• Source data:
┏━━

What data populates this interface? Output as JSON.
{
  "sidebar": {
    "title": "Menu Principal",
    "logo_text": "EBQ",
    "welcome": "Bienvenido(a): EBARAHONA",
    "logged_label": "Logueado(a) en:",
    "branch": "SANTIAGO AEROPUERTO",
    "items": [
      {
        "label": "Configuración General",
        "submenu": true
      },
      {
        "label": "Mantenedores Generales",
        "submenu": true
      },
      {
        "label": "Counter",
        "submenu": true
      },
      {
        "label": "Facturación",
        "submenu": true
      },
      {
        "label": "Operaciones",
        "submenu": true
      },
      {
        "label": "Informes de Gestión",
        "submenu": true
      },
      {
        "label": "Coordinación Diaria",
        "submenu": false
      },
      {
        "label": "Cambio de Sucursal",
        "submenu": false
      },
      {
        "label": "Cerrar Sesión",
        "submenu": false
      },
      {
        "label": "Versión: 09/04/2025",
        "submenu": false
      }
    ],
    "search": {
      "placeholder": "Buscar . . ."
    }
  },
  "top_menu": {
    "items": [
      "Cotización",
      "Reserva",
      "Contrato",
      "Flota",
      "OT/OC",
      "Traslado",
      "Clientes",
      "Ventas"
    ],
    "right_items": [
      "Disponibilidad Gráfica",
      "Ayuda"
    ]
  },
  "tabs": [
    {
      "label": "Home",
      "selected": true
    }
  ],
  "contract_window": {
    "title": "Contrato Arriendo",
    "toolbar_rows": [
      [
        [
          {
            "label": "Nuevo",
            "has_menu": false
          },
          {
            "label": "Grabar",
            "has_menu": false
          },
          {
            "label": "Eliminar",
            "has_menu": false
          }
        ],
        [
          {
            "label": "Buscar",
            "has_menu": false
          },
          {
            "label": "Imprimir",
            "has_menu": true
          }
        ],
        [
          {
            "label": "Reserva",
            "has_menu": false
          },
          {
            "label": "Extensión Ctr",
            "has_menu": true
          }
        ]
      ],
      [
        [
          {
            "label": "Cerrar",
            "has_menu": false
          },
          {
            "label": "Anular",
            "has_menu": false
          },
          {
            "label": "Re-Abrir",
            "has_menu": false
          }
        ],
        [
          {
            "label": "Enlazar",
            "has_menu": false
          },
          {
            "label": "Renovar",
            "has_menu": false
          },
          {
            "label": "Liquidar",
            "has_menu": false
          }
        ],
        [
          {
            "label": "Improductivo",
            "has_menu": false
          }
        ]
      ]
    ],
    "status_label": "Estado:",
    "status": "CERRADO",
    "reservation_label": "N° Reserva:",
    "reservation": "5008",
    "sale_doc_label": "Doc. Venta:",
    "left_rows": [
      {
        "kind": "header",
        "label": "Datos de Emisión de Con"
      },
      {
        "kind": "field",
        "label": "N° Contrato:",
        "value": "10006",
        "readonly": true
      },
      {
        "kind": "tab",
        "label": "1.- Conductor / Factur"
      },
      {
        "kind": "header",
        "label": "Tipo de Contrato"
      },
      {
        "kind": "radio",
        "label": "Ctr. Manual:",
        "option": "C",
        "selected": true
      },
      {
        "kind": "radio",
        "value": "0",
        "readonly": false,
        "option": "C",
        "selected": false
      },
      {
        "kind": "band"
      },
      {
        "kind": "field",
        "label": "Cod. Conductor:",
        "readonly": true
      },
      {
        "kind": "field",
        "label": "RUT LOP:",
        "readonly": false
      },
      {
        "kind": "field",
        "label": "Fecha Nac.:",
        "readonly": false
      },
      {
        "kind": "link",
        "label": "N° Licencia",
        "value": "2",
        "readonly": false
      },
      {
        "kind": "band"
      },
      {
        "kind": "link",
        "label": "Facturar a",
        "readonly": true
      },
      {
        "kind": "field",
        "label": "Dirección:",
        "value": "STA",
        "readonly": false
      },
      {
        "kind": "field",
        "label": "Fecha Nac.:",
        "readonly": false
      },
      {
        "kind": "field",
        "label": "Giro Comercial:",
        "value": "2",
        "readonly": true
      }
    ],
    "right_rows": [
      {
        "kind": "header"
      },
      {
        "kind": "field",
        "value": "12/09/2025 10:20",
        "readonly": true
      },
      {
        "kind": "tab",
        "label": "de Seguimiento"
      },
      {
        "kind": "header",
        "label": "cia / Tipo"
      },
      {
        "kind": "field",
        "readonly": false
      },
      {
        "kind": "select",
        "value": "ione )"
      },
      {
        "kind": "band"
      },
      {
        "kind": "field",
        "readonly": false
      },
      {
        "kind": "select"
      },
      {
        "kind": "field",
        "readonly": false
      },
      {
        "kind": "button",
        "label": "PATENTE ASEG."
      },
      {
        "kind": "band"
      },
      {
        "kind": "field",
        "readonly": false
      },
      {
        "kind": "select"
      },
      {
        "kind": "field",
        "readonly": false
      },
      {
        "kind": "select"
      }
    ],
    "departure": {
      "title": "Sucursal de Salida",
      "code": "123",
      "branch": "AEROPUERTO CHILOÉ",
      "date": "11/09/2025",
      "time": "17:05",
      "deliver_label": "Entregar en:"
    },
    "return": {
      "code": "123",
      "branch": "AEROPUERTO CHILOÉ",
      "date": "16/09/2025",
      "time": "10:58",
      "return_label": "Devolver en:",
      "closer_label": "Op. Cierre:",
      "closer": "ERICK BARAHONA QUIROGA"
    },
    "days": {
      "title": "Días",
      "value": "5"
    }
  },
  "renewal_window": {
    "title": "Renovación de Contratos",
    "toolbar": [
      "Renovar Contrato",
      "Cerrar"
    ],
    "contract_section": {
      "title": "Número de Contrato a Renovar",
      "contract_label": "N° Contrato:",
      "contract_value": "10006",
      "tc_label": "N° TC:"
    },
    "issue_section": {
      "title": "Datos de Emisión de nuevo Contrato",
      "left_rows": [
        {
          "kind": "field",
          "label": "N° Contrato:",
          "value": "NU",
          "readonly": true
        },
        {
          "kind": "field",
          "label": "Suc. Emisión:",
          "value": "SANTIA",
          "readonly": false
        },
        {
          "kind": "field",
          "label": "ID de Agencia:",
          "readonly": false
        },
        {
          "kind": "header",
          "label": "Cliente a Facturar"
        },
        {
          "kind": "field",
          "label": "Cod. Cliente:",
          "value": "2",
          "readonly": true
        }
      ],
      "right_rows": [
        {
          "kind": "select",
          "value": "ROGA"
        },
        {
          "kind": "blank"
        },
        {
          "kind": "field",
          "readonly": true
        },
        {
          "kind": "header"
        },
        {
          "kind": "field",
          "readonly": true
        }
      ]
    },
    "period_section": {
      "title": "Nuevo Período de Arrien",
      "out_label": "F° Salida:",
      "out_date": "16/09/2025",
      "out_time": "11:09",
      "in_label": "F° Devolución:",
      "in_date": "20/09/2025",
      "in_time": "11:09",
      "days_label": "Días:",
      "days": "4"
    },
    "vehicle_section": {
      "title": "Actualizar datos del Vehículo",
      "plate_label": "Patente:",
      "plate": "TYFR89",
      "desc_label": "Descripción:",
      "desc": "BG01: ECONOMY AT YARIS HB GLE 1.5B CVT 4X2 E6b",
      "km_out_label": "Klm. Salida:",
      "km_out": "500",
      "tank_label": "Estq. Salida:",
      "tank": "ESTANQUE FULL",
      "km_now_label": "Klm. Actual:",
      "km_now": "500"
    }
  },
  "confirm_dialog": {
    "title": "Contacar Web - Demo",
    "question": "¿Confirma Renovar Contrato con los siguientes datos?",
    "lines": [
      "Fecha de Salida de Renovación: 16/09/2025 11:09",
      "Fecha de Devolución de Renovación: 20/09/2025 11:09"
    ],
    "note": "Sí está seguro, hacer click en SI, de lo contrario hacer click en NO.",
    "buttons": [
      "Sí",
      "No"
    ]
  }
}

┗━━

• Requirement:
Retype every record above exactly as it appears.

• Output of the exercise:
What data populates this interface? Output as JSON.
{
  "sidebar": {
    "title": "Menu Principal",
    "logo_text": "EBQ",
    "welcome": "Bienvenido(a): EBARAHONA",
    "logged_label": "Logueado(a) en:",
    "branch": "SANTIAGO AEROPUERTO",
    "items": [
      {
        "label": "Configuración General",
        "submenu": true
      },
      {
        "label": "Mantenedores Generales",
        "submenu": true
      },
      {
        "label": "Counter",
        "submenu": true
      },
      {
        "label": "Facturación",
        "submenu": true
      },
      {
        "label": "Operaciones",
        "submenu": true
      },
      {
        "label": "Informes de Gestión",
        "submenu": true
      },
      {
        "label": "Coordinación Diaria",
        "submenu": false
      },
      {
        "label": "Cambio de Sucursal",
        "submenu": false
      },
      {
        "label": "Cerrar Sesión",
        "submenu": false
      },
      {
        "label": "Versión: 09/04/2025",
        "submenu": false
      }
    ],
    "search": {
      "placeholder": "Buscar . . ."
    }
  },
  "top_menu": {
    "items": [
      "Cotización",
      "Reserva",
      "Contrato",
      "Flota",
      "OT/OC",
      "Traslado",
      "Clientes",
      "Ventas"
    ],
    "right_items": [
      "Disponibilidad Gráfica",
      "Ayuda"
    ]
  },
  "tabs": [
    {
      "label": "Home",
      "selected": true
    }
  ],
  "contract_window": {
    "title": "Contrato Arriendo",
    "toolbar_rows": [
      [
        [
          {
            "label": "Nuevo",
            "has_menu": false
          },
          {
            "label": "Grabar",
            "has_menu": false
          },
          {
            "label": "Eliminar",
            "has_menu": false
          }
        ],
        [
          {
            "label": "Buscar",
            "has_menu": false
          },
          {
            "label": "Imprimir",
            "has_menu": true
          }
        ],
        [
          {
            "label": "Reserva",
            "has_menu": false
          },
          {
            "label": "Extensión Ctr",
            "has_menu": true
          }
        ]
      ],
      [
        [
          {
            "label": "Cerrar",
            "has_menu": false
          },
          {
            "label": "Anular",
            "has_menu": false
          },
          {
            "label": "Re-Abrir",
            "has_menu": false
          }
        ],
        [
          {
            "label": "Enlazar",
            "has_menu": false
          },
          {
            "label": "Renovar",
            "has_menu": false
          },
          {
            "label": "Liquidar",
            "has_menu": false
          }
        ],
        [
          {
            "label": "Improductivo",
            "has_menu": false
          }
        ]
      ]
    ],
    "status_label": "Estado:",
    "status": "CERRADO",
    "reservation_label": "N° Reserva:",
    "reservation": "5008",
    "sale_doc_label": "Doc. Venta:",
    "left_rows": [
      {
        "kind": "header",
        "label": "Datos de Emisión de Con"
      },
      {
        "kind": "field",
        "label": "N° Contrato:",
        "value": "10006",
        "readonly": true
      },
      {
        "kind": "tab",
        "label": "1.- Conductor / Factur"
      },
      {
        "kind": "header",
        "label": "Tipo de Contrato"
      },
      {
        "kind": "radio",
        "label": "Ctr. Manual:",
        "option": "C",
        "selected": true
      },
      {
        "kind": "radio",
        "value": "0",
        "readonly": false,
        "option": "C",
        "selected": false
      },
      {
        "kind": "band"
      },
      {
        "kind": "field",
        "label": "Cod. Conductor:",
        "readonly": true
      },
      {
        "kind": "field",
        "label": "RUT LOP:",
        "readonly": false
      },
      {
        "kind": "field",
        "label": "Fecha Nac.:",
        "readonly": false
      },
      {
        "kind": "link",
        "label": "N° Licencia",
        "value": "2",
        "readonly": false
      },
      {
        "kind": "band"
      },
      {
        "kind": "link",
        "label": "Facturar a",
        "readonly": true
      },
      {
        "kind": "field",
        "label": "Dirección:",
        "value": "STA",
        "readonly": false
      },
      {
        "kind": "field",
        "label": "Fecha Nac.:",
        "readonly": false
      },
      {
        "kind": "field",
        "label": "Giro Comercial:",
        "value": "2",
        "readonly": true
      }
    ],
    "right_rows": [
      {
        "kind": "header"
      },
      {
        "kind": "field",
        "value": "12/09/2025 10:20",
        "readonly": true
      },
      {
        "kind": "tab",
        "label": "de Seguimiento"
      },
      {
        "kind": "header",
        "label": "cia / Tipo"
      },
      {
        "kind": "field",
        "readonly": false
      },
      {
        "kind": "select",
        "value": "ione )"
      },
      {
        "kind": "band"
      },
      {
        "kind": "field",
        "readonly": false
      },
      {
        "kind": "select"
      },
      {
        "kind": "field",
        "readonly": false
      },
      {
        "kind": "button",
        "label": "PATENTE ASEG."
      },
      {
        "kind": "band"
      },
      {
        "kind": "field",
        "readonly": false
      },
      {
        "kind": "select"
      },
      {
        "kind": "field",
        "readonly": false
      },
      {
        "kind": "select"
      }
    ],
    "departure": {
      "title": "Sucursal de Salida",
      "code": "123",
      "branch": "AEROPUERTO CHILOÉ",
      "date": "11/09/2025",
      "time": "17:05",
      "deliver_label": "Entregar en:"
    },
    "return": {
      "code": "123",
      "branch": "AEROPUERTO CHILOÉ",
      "date": "16/09/2025",
      "time": "10:58",
      "return_label": "Devolver en:",
      "closer_label": "Op. Cierre:",
      "closer": "ERICK BARAHONA QUIROGA"
    },
    "days": {
      "title": "Días",
      "value": "5"
    }
  },
  "renewal_window": {
    "title": "Renovación de Contratos",
    "toolbar": [
      "Renovar Contrato",
      "Cerrar"
    ],
    "contract_section": {
      "title": "Número de Contrato a Renovar",
      "contract_label": "N° Contrato:",
      "contract_value": "10006",
      "tc_label": "N° TC:"
    },
    "issue_section": {
      "title": "Datos de Emisión de nuevo Contrato",
      "left_rows": [
        {
          "kind": "field",
          "label": "N° Contrato:",
          "value": "NU",
          "readonly": true
        },
        {
          "kind": "field",
          "label": "Suc. Emisión:",
          "value": "SANTIA",
          "readonly": false
        },
        {
          "kind": "field",
          "label": "ID de Agencia:",
          "readonly": false
        },
        {
          "kind": "header",
          "label": "Cliente a Facturar"
        },
        {
          "kind": "field",
          "label": "Cod. Cliente:",
          "value": "2",
          "readonly": true
        }
      ],
      "right_rows": [
        {
          "kind": "select",
          "value": "ROGA"
        },
        {
          "kind": "blank"
        },
        {
          "kind": "field",
          "readonly": true
        },
        {
          "kind": "header"
        },
        {
          "kind": "field",
          "readonly": true
        }
      ]
    },
    "period_section": {
      "title": "Nuevo Período de Arrien",
      "out_label": "F° Salida:",
      "out_date": "16/09/2025",
      "out_time": "11:09",
      "in_label": "F° Devolución:",
      "in_date": "20/09/2025",
      "in_time": "11:09",
      "days_label": "Días:",
      "days": "4"
    },
    "vehicle_section": {
      "title": "Actualizar datos del Vehículo",
      "plate_label": "Patente:",
      "plate": "TYFR89",
      "desc_label": "Descripción:",
      "desc": "BG01: ECONOMY AT YARIS HB GLE 1.5B CVT 4X2 E6b",
      "km_out_label": "Klm. Salida:",
      "km_out": "500",
      "tank_label": "Estq. Salida:",
      "tank": "ESTANQUE FULL",
      "km_now_label": "Klm. Actual:",
      "km_now": "500"
    }
  },
  "confirm_dialog": {
    "title": "Contacar Web - Demo",
    "question": "¿Confirma Renovar Contrato con los siguientes datos?",
    "lines": [
      "Fecha de Salida de Renovación: 16/09/2025 11:09",
      "Fecha de Devolución de Renovación: 20/09/2025 11:09"
    ],
    "note": "Sí está seguro, hacer click en SI, de lo contrario hacer click en NO.",
    "buttons": [
      "Sí",
      "No"
    ]
  }
}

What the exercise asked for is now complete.